Brief |
Comb through the entries for "icon" and pull out each line that holds it.
=== Given information ===
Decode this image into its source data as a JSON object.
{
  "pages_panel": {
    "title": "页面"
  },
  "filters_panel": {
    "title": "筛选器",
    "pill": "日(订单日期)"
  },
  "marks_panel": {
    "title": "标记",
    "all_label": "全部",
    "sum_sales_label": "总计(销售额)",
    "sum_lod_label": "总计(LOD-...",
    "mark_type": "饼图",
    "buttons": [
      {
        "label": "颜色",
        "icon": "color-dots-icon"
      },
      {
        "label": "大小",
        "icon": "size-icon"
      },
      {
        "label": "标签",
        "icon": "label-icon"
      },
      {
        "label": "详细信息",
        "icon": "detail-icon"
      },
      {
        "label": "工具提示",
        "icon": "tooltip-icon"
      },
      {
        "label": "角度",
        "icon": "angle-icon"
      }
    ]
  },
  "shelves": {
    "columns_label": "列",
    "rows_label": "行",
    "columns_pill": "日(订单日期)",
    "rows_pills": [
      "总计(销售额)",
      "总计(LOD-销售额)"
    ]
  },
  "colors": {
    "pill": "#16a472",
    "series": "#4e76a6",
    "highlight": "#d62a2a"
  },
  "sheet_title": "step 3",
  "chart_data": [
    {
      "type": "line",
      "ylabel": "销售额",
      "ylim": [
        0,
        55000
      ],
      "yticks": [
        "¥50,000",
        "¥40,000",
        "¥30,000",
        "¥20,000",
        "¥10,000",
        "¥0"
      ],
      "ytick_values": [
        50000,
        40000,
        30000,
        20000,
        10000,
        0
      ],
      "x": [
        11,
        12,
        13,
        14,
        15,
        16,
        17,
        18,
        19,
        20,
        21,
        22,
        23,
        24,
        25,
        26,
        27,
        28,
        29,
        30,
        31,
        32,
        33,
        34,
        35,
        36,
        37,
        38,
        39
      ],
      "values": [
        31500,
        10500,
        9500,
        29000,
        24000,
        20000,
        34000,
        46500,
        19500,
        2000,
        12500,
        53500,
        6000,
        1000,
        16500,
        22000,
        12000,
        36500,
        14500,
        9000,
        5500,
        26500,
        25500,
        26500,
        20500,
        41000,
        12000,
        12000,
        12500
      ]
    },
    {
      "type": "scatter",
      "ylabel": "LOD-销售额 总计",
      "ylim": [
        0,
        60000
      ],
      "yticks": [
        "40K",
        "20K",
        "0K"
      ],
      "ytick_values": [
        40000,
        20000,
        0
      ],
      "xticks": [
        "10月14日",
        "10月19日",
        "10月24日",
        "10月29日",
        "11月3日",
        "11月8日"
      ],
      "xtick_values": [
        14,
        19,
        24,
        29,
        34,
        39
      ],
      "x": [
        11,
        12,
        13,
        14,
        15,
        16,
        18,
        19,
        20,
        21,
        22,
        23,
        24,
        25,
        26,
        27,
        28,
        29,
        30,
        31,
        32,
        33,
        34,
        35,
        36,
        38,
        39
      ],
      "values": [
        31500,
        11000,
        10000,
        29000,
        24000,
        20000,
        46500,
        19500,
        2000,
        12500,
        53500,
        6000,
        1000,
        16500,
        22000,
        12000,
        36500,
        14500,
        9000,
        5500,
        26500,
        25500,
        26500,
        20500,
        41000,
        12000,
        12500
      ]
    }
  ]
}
===
Task solution |
        "icon": "color-dots-icon"
        "icon": "size-icon"
        "icon": "label-icon"
        "icon": "detail-icon"
        "icon": "tooltip-icon"
        "icon": "angle-icon"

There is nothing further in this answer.